-- Start of Material --

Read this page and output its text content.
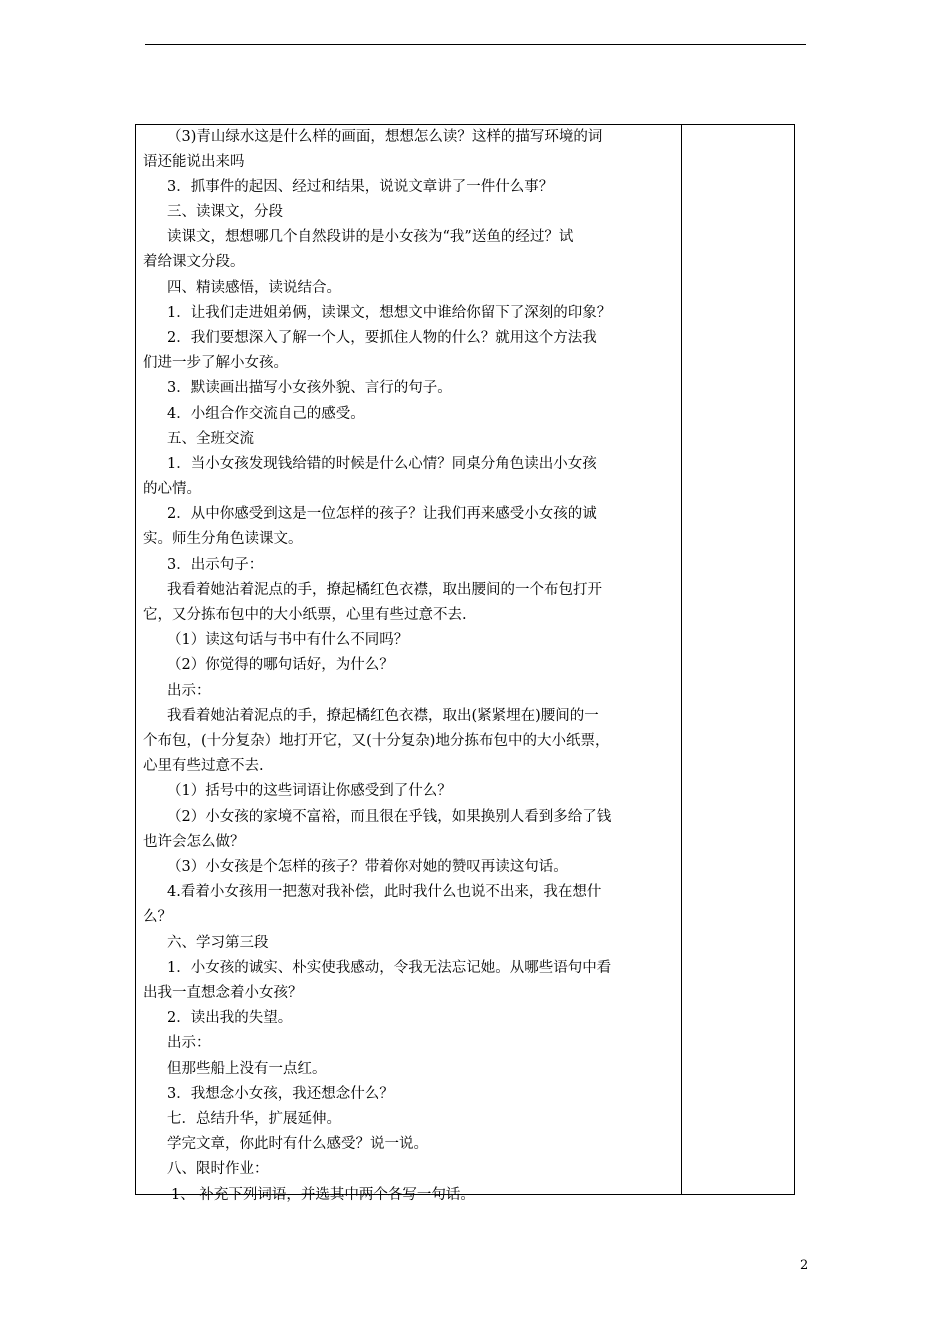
（3)青山绿水这是什么样的画面，想想怎么读？这样的描写环境的词
语还能说出来吗
3．抓事件的起因、经过和结果，说说文章讲了一件什么事？
三、读课文，分段
读课文，想想哪几个自然段讲的是小女孩为“我”送鱼的经过？试
着给课文分段。
四、精读感悟，读说结合。
1．让我们走进姐弟俩，读课文，想想文中谁给你留下了深刻的印象？
2．我们要想深入了解一个人，要抓住人物的什么？就用这个方法我
们进一步了解小女孩。
3．默读画出描写小女孩外貌、言行的句子。
4．小组合作交流自己的感受。
五、全班交流
1．当小女孩发现钱给错的时候是什么心情？同桌分角色读出小女孩
的心情。
2．从中你感受到这是一位怎样的孩子？让我们再来感受小女孩的诚
实。师生分角色读课文。
3．出示句子：
我看着她沾着泥点的手，撩起橘红色衣襟，取出腰间的一个布包打开
它，又分拣布包中的大小纸票，心里有些过意不去.
（1）读这句话与书中有什么不同吗？
（2）你觉得的哪句话好，为什么？
出示：
我看着她沾着泥点的手，撩起橘红色衣襟，取出(紧紧埋在)腰间的一
个布包，(十分复杂）地打开它，又(十分复杂)地分拣布包中的大小纸票，
心里有些过意不去.
（1）括号中的这些词语让你感受到了什么？
（2）小女孩的家境不富裕，而且很在乎钱，如果换别人看到多给了钱
也许会怎么做？
（3）小女孩是个怎样的孩子？带着你对她的赞叹再读这句话。
4.看着小女孩用一把葱对我补偿，此时我什么也说不出来，我在想什
么？
六、学习第三段
1．小女孩的诚实、朴实使我感动，令我无法忘记她。从哪些语句中看
出我一直想念着小女孩？
2．读出我的失望。
出示：
但那些船上没有一点红。
3．我想念小女孩，我还想念什么？
七．总结升华，扩展延伸。
学完文章，你此时有什么感受？说一说。
八、限时作业：
1、 补充下列词语，并选其中两个各写一句话。
2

-- End of Material --

- [Work to complete]:
Write the records above out again exactly, with no pictures in your copy.

- [Reply]:
Read this page and output its text content.
（3)青山绿水这是什么样的画面，想想怎么读？这样的描写环境的词
语还能说出来吗
3．抓事件的起因、经过和结果，说说文章讲了一件什么事？
三、读课文，分段
读课文，想想哪几个自然段讲的是小女孩为“我”送鱼的经过？试
着给课文分段。
四、精读感悟，读说结合。
1．让我们走进姐弟俩，读课文，想想文中谁给你留下了深刻的印象？
2．我们要想深入了解一个人，要抓住人物的什么？就用这个方法我
们进一步了解小女孩。
3．默读画出描写小女孩外貌、言行的句子。
4．小组合作交流自己的感受。
五、全班交流
1．当小女孩发现钱给错的时候是什么心情？同桌分角色读出小女孩
的心情。
2．从中你感受到这是一位怎样的孩子？让我们再来感受小女孩的诚
实。师生分角色读课文。
3．出示句子：
我看着她沾着泥点的手，撩起橘红色衣襟，取出腰间的一个布包打开
它，又分拣布包中的大小纸票，心里有些过意不去.
（1）读这句话与书中有什么不同吗？
（2）你觉得的哪句话好，为什么？
出示：
我看着她沾着泥点的手，撩起橘红色衣襟，取出(紧紧埋在)腰间的一
个布包，(十分复杂）地打开它，又(十分复杂)地分拣布包中的大小纸票，
心里有些过意不去.
（1）括号中的这些词语让你感受到了什么？
（2）小女孩的家境不富裕，而且很在乎钱，如果换别人看到多给了钱
也许会怎么做？
（3）小女孩是个怎样的孩子？带着你对她的赞叹再读这句话。
4.看着小女孩用一把葱对我补偿，此时我什么也说不出来，我在想什
么？
六、学习第三段
1．小女孩的诚实、朴实使我感动，令我无法忘记她。从哪些语句中看
出我一直想念着小女孩？
2．读出我的失望。
出示：
但那些船上没有一点红。
3．我想念小女孩，我还想念什么？
七．总结升华，扩展延伸。
学完文章，你此时有什么感受？说一说。
八、限时作业：
1、 补充下列词语，并选其中两个各写一句话。
2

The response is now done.